Dataset rows start

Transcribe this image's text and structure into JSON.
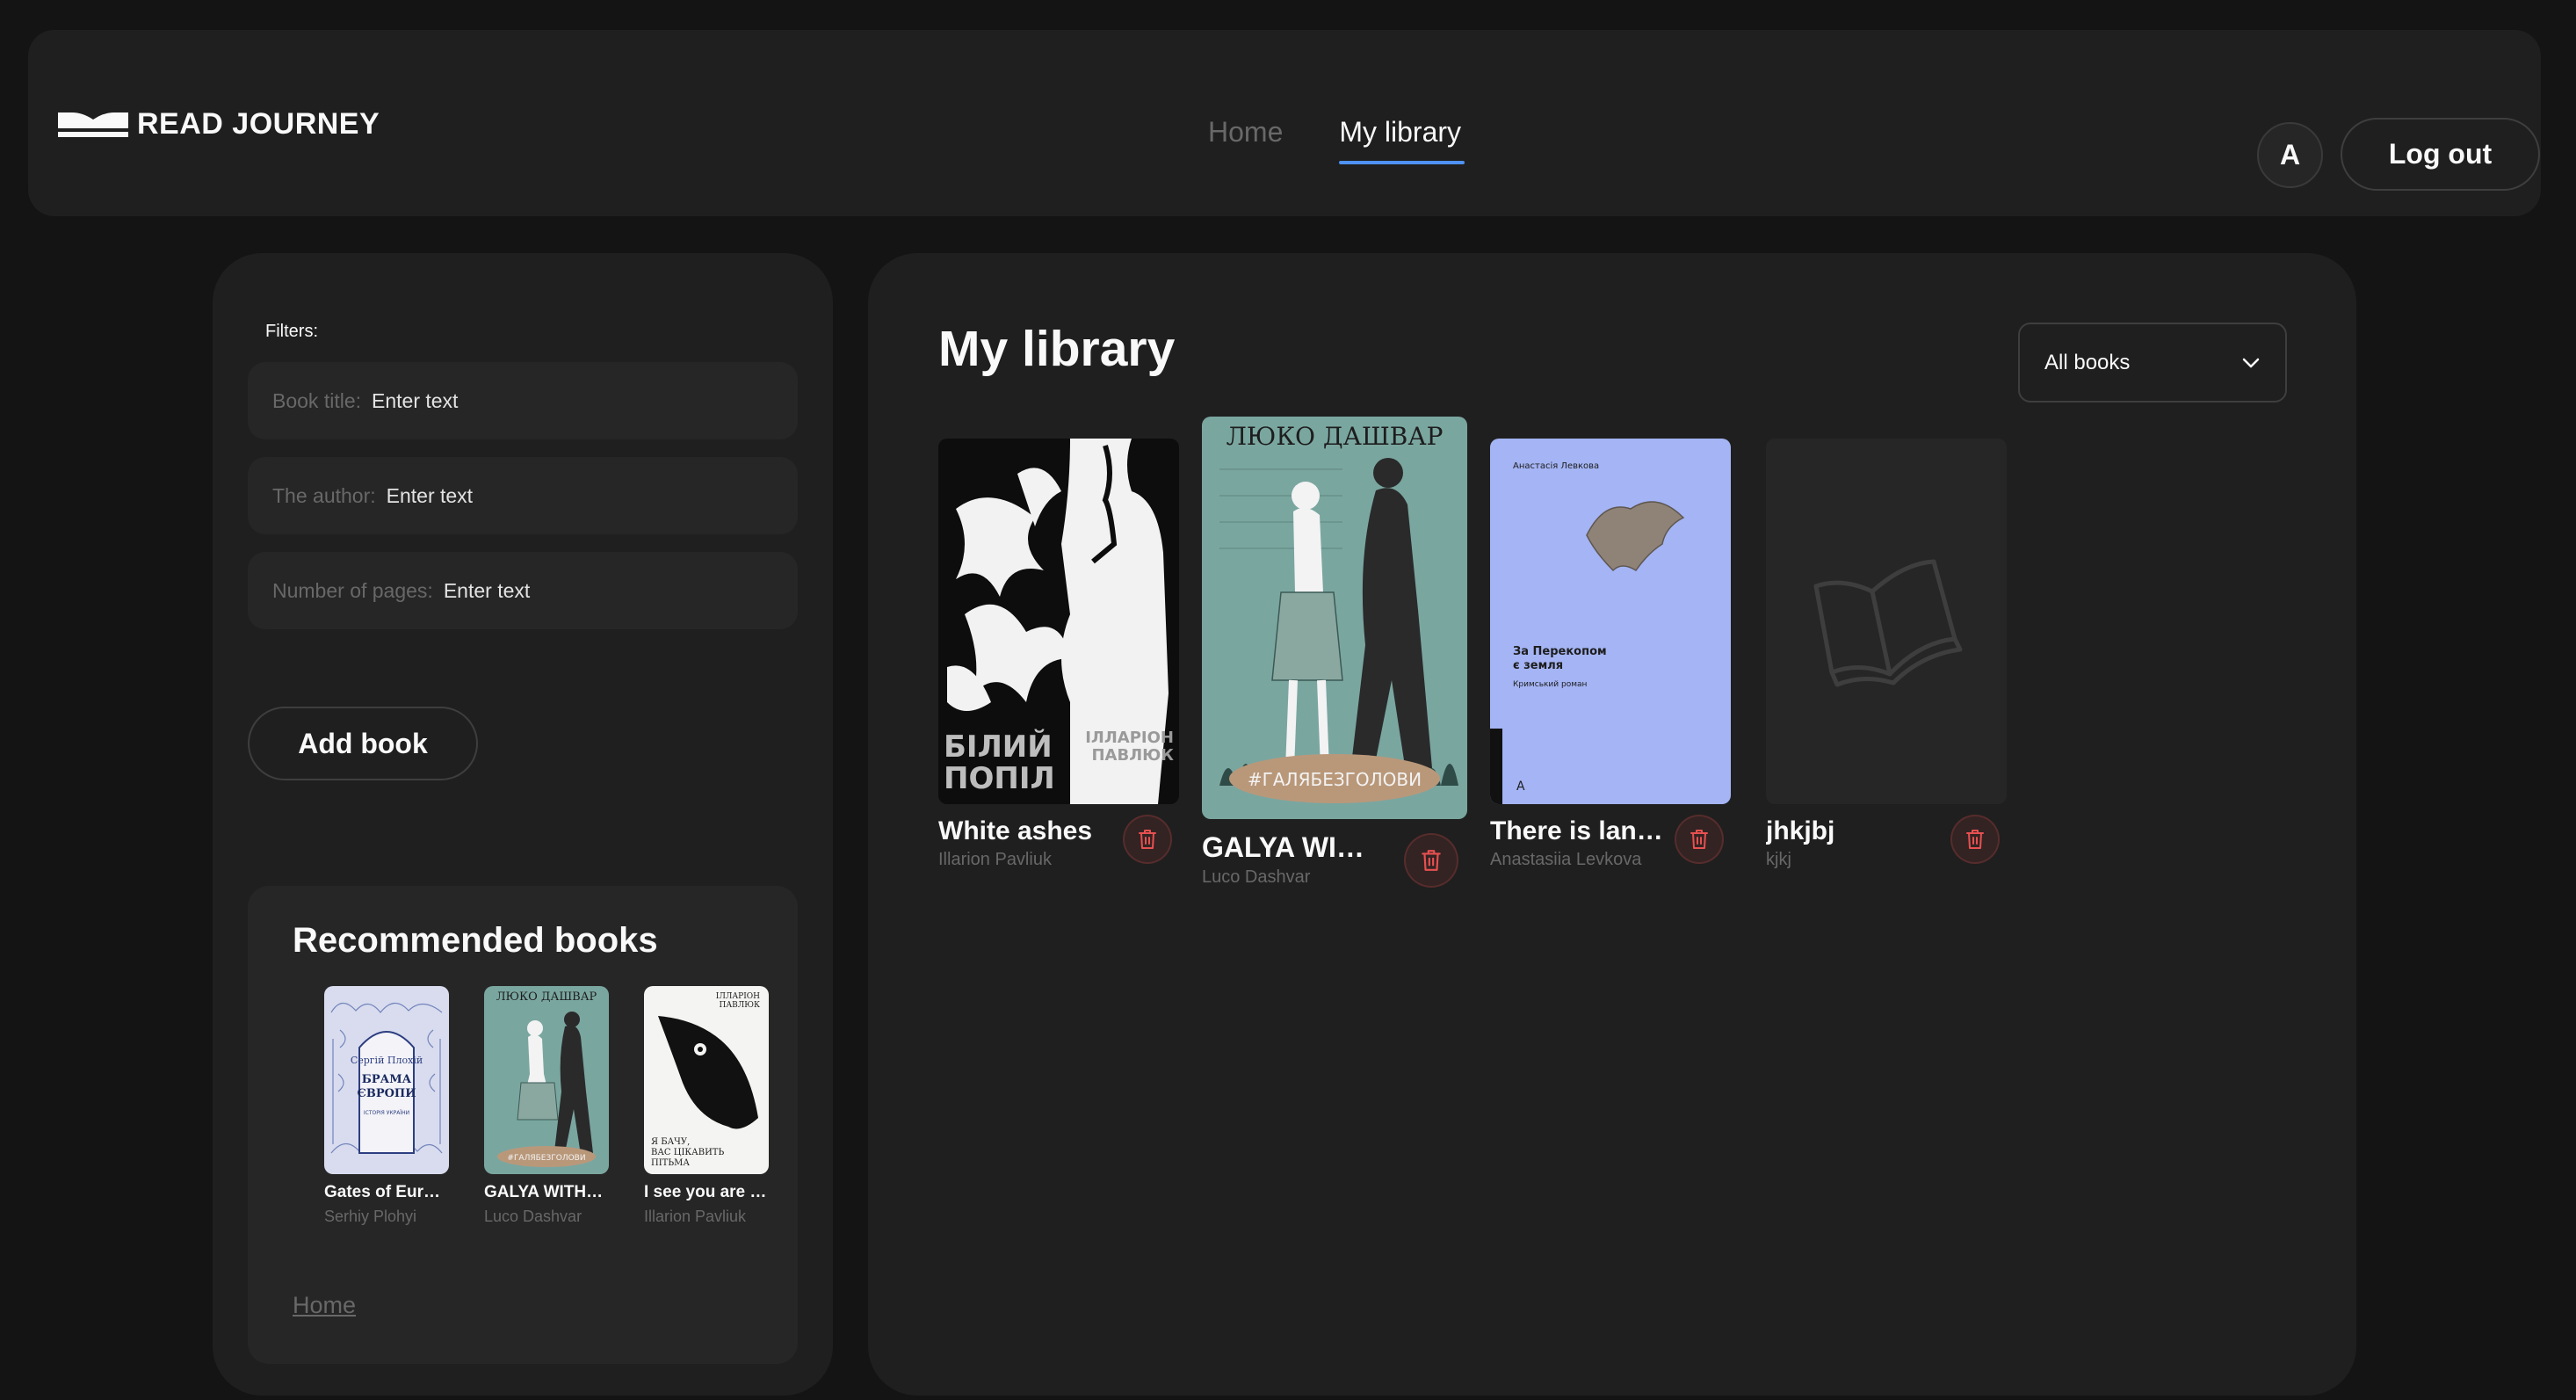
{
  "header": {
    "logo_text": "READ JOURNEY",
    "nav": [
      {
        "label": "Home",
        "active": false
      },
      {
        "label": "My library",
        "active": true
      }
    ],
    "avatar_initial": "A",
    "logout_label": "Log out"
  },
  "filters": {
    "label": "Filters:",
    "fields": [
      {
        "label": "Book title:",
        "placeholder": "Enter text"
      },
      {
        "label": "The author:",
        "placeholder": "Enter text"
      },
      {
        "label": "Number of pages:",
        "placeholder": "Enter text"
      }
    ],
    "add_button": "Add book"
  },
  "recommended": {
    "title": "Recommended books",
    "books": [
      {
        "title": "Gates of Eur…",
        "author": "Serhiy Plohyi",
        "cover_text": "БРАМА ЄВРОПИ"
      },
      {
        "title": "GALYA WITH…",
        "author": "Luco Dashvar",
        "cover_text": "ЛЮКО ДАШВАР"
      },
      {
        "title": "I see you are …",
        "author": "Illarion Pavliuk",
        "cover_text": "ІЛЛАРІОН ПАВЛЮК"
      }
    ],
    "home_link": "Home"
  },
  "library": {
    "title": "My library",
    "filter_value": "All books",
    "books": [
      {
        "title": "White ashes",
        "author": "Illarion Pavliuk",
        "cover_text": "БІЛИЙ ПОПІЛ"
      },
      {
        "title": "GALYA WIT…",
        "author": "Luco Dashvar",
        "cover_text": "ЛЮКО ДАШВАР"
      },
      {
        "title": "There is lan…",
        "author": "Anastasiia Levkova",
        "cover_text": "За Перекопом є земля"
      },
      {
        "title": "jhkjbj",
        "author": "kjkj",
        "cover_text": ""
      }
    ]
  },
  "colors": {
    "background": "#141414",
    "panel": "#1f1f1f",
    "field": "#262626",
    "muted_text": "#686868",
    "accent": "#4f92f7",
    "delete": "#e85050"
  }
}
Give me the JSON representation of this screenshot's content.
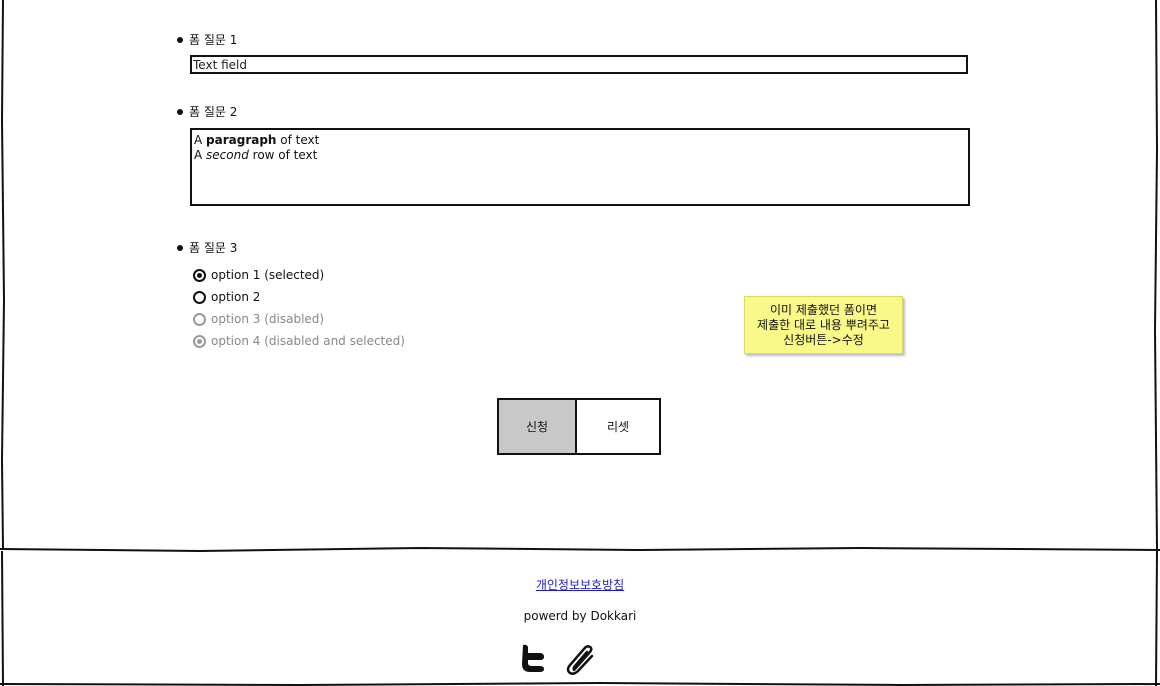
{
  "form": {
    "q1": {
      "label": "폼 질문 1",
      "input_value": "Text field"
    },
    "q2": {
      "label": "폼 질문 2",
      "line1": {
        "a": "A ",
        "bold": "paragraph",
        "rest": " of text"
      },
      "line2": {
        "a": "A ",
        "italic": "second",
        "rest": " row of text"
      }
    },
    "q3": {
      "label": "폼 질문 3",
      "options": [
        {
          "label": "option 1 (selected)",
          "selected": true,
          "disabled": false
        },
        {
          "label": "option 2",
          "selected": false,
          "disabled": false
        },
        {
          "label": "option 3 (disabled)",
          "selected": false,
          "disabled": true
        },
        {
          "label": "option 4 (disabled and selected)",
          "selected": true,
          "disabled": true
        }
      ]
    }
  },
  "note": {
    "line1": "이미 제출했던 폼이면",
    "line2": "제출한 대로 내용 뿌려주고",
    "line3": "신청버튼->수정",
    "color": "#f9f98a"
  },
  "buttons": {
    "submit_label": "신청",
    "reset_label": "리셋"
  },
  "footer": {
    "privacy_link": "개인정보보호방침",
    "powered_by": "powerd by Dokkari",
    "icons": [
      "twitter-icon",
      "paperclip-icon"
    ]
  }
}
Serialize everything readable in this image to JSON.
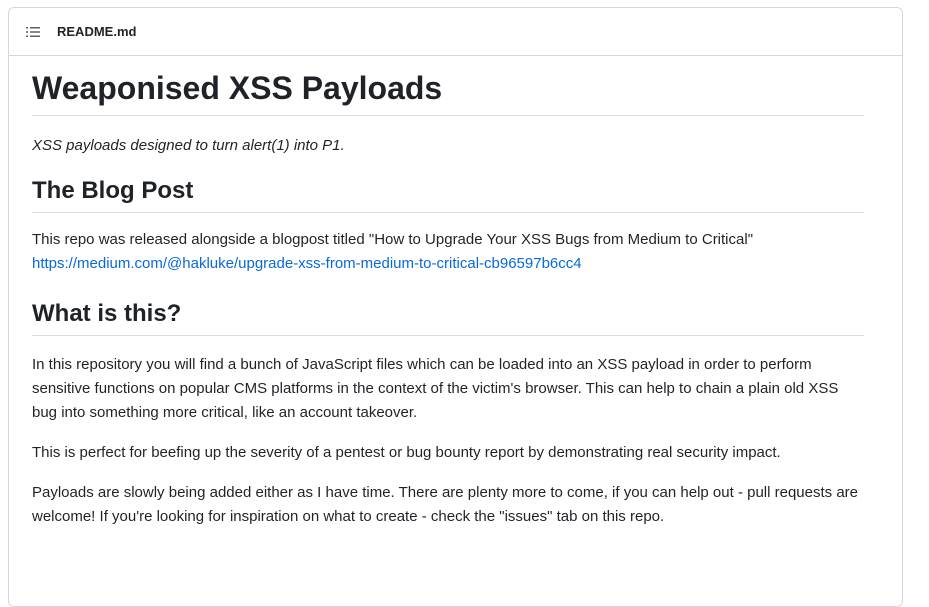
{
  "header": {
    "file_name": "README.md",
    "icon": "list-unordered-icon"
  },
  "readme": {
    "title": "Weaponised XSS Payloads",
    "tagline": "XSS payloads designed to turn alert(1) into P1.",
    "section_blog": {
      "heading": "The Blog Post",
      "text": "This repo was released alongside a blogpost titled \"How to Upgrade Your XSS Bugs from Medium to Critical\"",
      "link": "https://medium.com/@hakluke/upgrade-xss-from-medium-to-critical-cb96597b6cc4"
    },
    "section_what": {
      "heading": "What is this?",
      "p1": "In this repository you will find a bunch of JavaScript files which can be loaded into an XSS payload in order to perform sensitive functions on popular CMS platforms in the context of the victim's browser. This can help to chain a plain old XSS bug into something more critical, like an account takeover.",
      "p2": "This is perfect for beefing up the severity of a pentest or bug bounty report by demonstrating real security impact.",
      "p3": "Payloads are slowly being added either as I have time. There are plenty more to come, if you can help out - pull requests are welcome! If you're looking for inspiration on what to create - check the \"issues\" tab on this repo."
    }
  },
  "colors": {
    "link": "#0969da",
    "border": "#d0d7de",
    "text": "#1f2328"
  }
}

Dataset rows end

Quote the entries in full. Any image among them is to be omitted from the copy.

Transcribe this image's text and structure into JSON.
{
  "header": {
    "logo_text": "READ JOURNEY",
    "nav": [
      {
        "label": "Home",
        "active": false
      },
      {
        "label": "My library",
        "active": true
      }
    ],
    "avatar_initial": "A",
    "logout_label": "Log out"
  },
  "filters": {
    "label": "Filters:",
    "fields": [
      {
        "label": "Book title:",
        "placeholder": "Enter text"
      },
      {
        "label": "The author:",
        "placeholder": "Enter text"
      },
      {
        "label": "Number of pages:",
        "placeholder": "Enter text"
      }
    ],
    "add_button": "Add book"
  },
  "recommended": {
    "title": "Recommended books",
    "books": [
      {
        "title": "Gates of Eur…",
        "author": "Serhiy Plohyi",
        "cover_text": "БРАМА ЄВРОПИ"
      },
      {
        "title": "GALYA WITH…",
        "author": "Luco Dashvar",
        "cover_text": "ЛЮКО ДАШВАР"
      },
      {
        "title": "I see you are …",
        "author": "Illarion Pavliuk",
        "cover_text": "ІЛЛАРІОН ПАВЛЮК"
      }
    ],
    "home_link": "Home"
  },
  "library": {
    "title": "My library",
    "filter_value": "All books",
    "books": [
      {
        "title": "White ashes",
        "author": "Illarion Pavliuk",
        "cover_text": "БІЛИЙ ПОПІЛ"
      },
      {
        "title": "GALYA WIT…",
        "author": "Luco Dashvar",
        "cover_text": "ЛЮКО ДАШВАР"
      },
      {
        "title": "There is lan…",
        "author": "Anastasiia Levkova",
        "cover_text": "За Перекопом є земля"
      },
      {
        "title": "jhkjbj",
        "author": "kjkj",
        "cover_text": ""
      }
    ]
  },
  "colors": {
    "background": "#141414",
    "panel": "#1f1f1f",
    "field": "#262626",
    "muted_text": "#686868",
    "accent": "#4f92f7",
    "delete": "#e85050"
  }
}
Give me the JSON representation of this screenshot's content.
{
  "form": {
    "q1": {
      "label": "폼 질문 1",
      "input_value": "Text field"
    },
    "q2": {
      "label": "폼 질문 2",
      "line1": {
        "a": "A ",
        "bold": "paragraph",
        "rest": " of text"
      },
      "line2": {
        "a": "A ",
        "italic": "second",
        "rest": " row of text"
      }
    },
    "q3": {
      "label": "폼 질문 3",
      "options": [
        {
          "label": "option 1 (selected)",
          "selected": true,
          "disabled": false
        },
        {
          "label": "option 2",
          "selected": false,
          "disabled": false
        },
        {
          "label": "option 3 (disabled)",
          "selected": false,
          "disabled": true
        },
        {
          "label": "option 4 (disabled and selected)",
          "selected": true,
          "disabled": true
        }
      ]
    }
  },
  "note": {
    "line1": "이미 제출했던 폼이면",
    "line2": "제출한 대로 내용 뿌려주고",
    "line3": "신청버튼->수정",
    "color": "#f9f98a"
  },
  "buttons": {
    "submit_label": "신청",
    "reset_label": "리셋"
  },
  "footer": {
    "privacy_link": "개인정보보호방침",
    "powered_by": "powerd by Dokkari",
    "icons": [
      "twitter-icon",
      "paperclip-icon"
    ]
  }
}
Serialize everything readable in this image to JSON.
{
  "header": {
    "file_name": "README.md",
    "icon": "list-unordered-icon"
  },
  "readme": {
    "title": "Weaponised XSS Payloads",
    "tagline": "XSS payloads designed to turn alert(1) into P1.",
    "section_blog": {
      "heading": "The Blog Post",
      "text": "This repo was released alongside a blogpost titled \"How to Upgrade Your XSS Bugs from Medium to Critical\"",
      "link": "https://medium.com/@hakluke/upgrade-xss-from-medium-to-critical-cb96597b6cc4"
    },
    "section_what": {
      "heading": "What is this?",
      "p1": "In this repository you will find a bunch of JavaScript files which can be loaded into an XSS payload in order to perform sensitive functions on popular CMS platforms in the context of the victim's browser. This can help to chain a plain old XSS bug into something more critical, like an account takeover.",
      "p2": "This is perfect for beefing up the severity of a pentest or bug bounty report by demonstrating real security impact.",
      "p3": "Payloads are slowly being added either as I have time. There are plenty more to come, if you can help out - pull requests are welcome! If you're looking for inspiration on what to create - check the \"issues\" tab on this repo."
    }
  },
  "colors": {
    "link": "#0969da",
    "border": "#d0d7de",
    "text": "#1f2328"
  }
}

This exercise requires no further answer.